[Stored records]
==========

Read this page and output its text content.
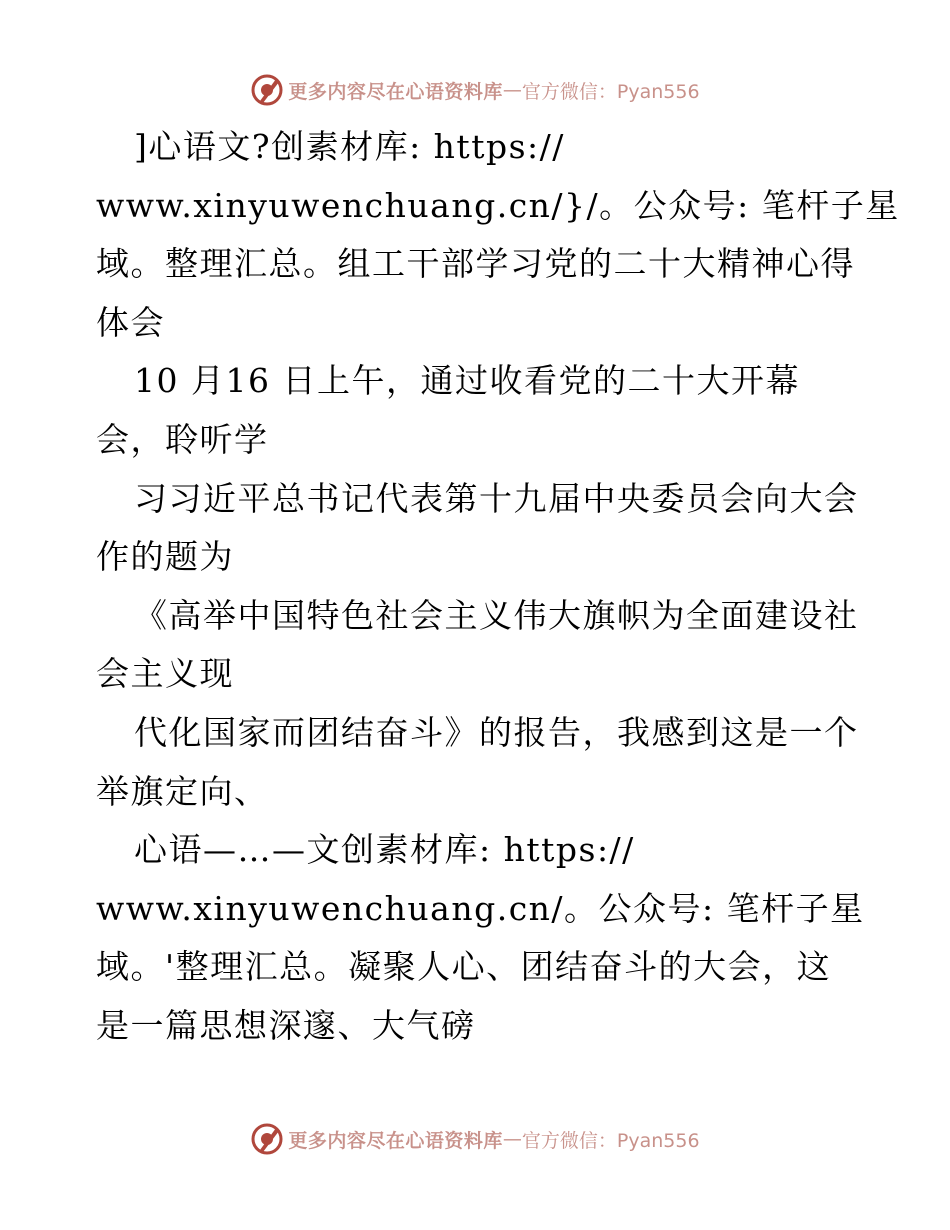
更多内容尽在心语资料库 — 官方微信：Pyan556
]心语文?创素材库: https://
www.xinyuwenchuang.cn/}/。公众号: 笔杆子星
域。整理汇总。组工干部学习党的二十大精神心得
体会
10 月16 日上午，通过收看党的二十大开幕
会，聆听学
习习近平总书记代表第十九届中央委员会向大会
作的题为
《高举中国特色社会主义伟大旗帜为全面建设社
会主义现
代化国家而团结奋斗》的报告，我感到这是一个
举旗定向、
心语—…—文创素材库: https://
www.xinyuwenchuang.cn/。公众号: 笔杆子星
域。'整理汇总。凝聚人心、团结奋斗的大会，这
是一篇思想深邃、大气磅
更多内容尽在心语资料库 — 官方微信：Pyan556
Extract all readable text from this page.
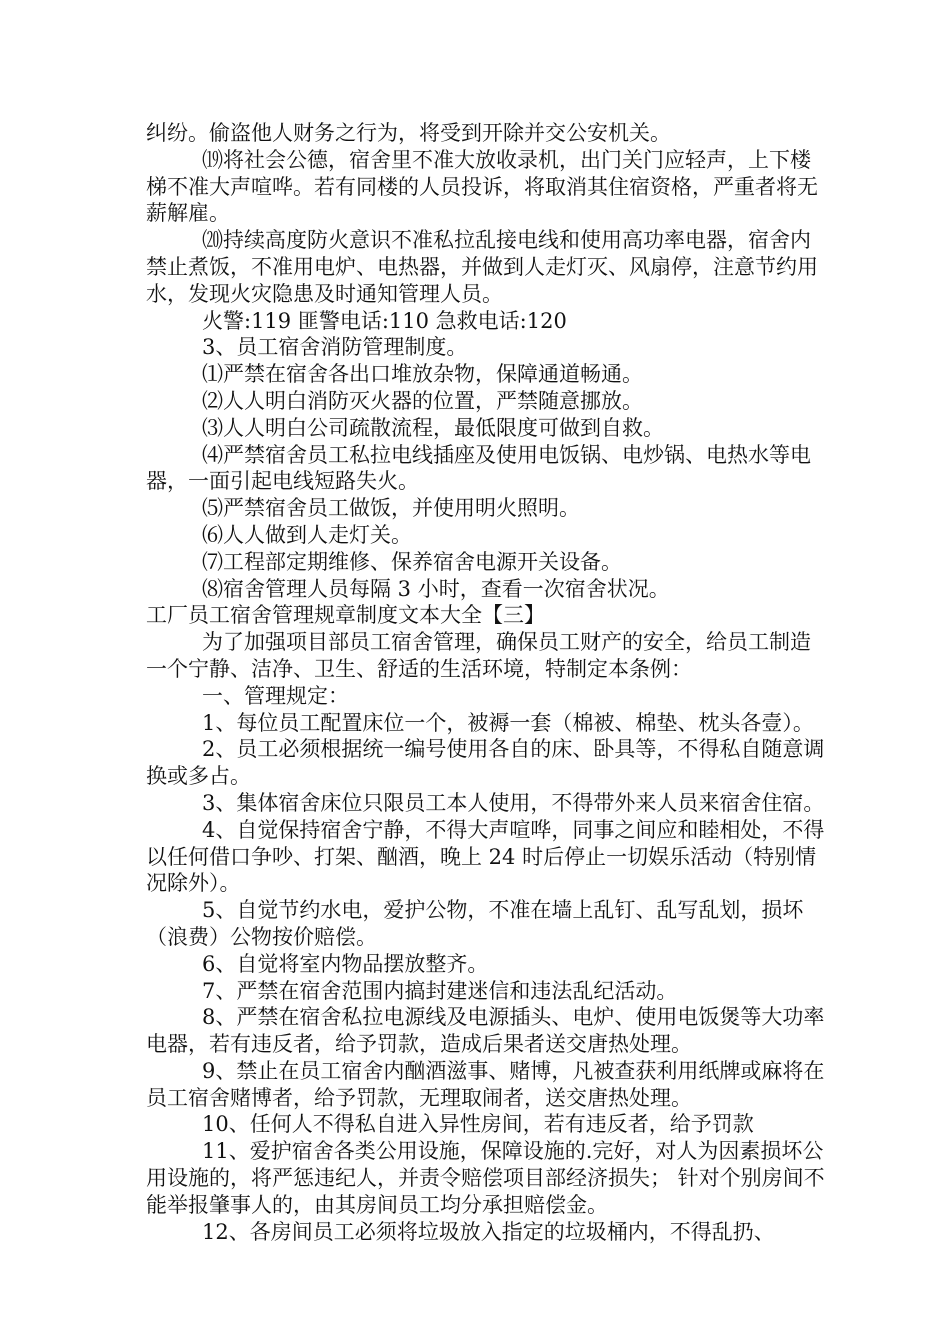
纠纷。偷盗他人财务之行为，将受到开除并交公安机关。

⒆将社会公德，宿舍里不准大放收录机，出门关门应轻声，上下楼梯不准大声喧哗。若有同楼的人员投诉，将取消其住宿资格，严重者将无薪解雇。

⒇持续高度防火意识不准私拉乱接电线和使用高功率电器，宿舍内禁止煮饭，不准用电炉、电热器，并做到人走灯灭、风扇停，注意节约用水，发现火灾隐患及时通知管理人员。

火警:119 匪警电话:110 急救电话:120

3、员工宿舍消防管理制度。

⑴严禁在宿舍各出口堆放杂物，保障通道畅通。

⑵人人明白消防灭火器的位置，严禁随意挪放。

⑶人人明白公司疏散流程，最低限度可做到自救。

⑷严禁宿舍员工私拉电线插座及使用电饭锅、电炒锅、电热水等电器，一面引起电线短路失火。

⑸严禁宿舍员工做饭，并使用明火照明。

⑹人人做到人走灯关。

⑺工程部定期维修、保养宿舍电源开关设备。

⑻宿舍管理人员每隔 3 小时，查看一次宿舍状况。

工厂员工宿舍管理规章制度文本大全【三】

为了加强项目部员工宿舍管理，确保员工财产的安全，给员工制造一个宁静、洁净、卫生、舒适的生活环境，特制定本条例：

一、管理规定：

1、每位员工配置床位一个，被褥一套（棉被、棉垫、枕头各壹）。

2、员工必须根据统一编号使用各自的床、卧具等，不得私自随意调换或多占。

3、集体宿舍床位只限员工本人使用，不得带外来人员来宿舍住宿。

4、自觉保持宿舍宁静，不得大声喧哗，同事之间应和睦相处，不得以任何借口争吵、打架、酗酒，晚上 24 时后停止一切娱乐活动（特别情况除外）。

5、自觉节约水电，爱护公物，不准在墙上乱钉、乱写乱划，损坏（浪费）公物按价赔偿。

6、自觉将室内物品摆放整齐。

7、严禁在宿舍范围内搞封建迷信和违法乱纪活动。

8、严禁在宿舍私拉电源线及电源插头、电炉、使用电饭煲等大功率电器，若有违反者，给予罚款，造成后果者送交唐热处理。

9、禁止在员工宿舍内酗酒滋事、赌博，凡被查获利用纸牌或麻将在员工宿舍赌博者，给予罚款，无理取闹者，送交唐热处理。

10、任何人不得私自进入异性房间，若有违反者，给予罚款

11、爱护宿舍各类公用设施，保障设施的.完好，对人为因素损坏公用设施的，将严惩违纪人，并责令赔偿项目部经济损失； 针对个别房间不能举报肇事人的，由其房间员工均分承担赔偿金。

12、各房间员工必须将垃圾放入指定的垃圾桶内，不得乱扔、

==========

In the records above, locate each line with the word "text". Copy all such lines.

Read this page and output its text content.
Extract all readable text from this page.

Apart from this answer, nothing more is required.